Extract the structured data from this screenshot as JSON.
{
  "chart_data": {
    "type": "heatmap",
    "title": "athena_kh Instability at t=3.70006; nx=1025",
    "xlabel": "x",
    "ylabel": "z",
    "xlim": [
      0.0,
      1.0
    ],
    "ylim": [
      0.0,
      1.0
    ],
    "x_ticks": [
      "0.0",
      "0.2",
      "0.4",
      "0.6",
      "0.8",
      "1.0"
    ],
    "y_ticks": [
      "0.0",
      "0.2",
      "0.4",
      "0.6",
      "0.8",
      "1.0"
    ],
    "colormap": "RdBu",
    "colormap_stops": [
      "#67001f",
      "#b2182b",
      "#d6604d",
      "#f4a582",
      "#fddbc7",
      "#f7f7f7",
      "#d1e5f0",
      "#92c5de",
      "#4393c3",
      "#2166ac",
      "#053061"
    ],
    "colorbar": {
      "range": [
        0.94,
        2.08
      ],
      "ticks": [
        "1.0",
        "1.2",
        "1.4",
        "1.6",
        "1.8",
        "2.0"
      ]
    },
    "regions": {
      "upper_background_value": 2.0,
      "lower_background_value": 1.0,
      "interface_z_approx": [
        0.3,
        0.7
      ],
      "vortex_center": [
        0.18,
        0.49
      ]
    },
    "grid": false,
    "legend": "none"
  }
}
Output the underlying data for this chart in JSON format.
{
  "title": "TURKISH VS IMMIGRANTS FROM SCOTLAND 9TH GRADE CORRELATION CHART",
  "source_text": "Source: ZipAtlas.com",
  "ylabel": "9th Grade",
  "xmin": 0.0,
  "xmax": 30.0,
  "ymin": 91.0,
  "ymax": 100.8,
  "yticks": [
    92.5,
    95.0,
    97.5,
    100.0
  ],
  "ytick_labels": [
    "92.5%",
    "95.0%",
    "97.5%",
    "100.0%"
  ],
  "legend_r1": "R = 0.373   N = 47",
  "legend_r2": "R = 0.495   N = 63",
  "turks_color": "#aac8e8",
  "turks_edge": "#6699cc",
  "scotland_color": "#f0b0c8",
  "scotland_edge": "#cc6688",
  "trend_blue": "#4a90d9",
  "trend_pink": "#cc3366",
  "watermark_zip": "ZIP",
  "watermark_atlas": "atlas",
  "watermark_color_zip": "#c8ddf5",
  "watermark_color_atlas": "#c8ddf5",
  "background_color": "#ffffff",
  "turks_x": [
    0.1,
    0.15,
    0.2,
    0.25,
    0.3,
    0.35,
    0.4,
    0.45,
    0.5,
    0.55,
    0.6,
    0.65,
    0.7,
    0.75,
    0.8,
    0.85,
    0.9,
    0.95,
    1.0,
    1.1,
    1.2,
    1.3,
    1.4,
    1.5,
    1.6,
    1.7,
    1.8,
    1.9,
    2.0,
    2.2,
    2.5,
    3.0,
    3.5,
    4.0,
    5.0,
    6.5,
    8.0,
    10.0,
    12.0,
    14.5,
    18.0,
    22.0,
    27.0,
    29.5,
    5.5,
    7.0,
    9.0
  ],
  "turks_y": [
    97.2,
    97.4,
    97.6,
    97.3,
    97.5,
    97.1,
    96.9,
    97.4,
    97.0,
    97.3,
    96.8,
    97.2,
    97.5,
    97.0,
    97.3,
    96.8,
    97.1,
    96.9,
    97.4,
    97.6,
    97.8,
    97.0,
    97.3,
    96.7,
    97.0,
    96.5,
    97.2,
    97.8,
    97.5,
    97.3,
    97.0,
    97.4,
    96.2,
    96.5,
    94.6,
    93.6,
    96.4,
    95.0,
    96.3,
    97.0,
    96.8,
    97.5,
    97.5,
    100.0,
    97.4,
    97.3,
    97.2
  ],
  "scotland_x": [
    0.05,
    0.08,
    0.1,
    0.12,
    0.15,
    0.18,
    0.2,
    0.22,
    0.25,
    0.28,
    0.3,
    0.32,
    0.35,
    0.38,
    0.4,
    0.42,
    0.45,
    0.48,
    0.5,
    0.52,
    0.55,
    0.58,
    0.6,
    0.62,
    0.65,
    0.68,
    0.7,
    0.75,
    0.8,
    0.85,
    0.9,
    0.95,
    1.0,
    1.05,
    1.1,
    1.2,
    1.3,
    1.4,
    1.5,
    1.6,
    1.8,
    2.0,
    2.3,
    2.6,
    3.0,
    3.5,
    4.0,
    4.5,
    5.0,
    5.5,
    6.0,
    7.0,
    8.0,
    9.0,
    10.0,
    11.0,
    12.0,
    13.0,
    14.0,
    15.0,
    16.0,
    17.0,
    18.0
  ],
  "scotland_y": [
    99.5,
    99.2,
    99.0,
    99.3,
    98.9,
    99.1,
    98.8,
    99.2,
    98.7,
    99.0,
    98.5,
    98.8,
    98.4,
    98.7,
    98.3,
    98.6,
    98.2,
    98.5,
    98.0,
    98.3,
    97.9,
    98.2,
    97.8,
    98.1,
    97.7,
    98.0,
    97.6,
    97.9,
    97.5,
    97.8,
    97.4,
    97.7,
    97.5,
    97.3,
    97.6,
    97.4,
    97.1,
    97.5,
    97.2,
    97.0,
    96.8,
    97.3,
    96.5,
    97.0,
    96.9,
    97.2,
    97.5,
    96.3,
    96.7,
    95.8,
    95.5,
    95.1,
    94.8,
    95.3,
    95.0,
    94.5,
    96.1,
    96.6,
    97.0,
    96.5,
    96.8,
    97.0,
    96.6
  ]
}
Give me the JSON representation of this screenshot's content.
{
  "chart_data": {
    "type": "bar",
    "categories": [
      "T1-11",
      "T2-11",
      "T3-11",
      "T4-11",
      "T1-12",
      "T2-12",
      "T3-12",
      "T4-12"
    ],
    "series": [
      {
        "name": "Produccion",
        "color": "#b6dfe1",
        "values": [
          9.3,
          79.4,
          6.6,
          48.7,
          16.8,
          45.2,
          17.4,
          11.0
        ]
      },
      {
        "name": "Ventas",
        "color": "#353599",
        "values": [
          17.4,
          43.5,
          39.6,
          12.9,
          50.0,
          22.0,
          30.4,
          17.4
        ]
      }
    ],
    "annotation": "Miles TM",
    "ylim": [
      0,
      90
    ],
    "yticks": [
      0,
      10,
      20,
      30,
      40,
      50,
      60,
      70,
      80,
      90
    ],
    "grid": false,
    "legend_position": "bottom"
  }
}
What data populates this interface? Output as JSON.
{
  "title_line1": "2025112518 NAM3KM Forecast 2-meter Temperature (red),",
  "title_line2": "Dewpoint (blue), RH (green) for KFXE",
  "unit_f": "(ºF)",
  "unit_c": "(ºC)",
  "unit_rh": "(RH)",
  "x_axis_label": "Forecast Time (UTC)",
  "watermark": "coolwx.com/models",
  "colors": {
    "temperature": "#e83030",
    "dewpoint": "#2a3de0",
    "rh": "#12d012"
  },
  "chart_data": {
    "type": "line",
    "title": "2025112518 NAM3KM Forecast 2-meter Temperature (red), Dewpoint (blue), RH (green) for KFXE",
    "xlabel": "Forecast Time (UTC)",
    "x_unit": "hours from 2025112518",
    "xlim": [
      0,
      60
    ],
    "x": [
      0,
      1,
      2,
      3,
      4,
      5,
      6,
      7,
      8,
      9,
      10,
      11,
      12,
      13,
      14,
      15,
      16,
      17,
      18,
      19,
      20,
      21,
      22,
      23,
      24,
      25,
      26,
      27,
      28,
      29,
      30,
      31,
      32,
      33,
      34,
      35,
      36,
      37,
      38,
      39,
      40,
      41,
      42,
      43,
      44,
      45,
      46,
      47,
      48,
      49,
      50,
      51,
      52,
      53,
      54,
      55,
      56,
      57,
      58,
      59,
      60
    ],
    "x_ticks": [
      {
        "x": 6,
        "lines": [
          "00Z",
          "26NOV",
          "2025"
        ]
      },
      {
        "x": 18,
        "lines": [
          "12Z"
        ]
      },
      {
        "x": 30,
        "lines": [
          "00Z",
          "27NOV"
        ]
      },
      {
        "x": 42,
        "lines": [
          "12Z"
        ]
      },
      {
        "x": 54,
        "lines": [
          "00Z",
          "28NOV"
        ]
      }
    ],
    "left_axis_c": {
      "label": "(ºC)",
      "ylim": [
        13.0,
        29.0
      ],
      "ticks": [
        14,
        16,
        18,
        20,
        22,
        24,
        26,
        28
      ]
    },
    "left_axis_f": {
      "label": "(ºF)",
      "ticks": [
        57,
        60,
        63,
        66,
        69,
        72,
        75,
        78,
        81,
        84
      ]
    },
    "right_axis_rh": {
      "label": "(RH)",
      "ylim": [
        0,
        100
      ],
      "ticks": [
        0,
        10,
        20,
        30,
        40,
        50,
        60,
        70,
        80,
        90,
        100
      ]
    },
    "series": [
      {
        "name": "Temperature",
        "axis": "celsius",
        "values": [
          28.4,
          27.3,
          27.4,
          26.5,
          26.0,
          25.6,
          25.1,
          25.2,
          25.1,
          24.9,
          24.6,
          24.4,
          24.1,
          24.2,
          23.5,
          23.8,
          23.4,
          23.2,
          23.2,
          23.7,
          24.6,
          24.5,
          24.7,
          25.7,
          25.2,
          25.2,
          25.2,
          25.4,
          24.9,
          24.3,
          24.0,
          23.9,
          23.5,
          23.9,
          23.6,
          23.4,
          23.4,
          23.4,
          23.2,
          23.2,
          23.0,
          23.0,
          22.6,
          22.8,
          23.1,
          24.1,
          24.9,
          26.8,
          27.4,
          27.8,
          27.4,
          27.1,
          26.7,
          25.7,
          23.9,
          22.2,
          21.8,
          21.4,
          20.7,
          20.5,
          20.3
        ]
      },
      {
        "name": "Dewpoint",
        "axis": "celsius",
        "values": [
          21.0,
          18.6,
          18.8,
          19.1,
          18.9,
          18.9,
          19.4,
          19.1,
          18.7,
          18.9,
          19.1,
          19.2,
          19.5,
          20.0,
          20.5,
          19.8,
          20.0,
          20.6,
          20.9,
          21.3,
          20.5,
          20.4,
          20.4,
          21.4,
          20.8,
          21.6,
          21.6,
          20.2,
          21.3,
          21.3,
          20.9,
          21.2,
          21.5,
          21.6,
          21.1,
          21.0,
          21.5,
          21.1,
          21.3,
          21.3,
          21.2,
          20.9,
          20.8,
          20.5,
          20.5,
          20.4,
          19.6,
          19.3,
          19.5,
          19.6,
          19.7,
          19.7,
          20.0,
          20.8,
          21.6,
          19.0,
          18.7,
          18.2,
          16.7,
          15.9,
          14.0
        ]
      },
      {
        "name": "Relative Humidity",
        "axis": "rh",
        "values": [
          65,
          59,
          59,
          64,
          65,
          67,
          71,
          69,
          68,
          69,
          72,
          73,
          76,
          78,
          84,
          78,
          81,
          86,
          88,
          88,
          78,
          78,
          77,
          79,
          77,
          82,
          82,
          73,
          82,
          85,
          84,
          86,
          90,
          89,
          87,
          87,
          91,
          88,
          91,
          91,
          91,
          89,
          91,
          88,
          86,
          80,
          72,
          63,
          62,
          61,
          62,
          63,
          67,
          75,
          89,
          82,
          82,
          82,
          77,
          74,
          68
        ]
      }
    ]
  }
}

——

Written request
Looking at the records above, report how many lines contain the word "KFXE". Answer with the number only.

The answer
2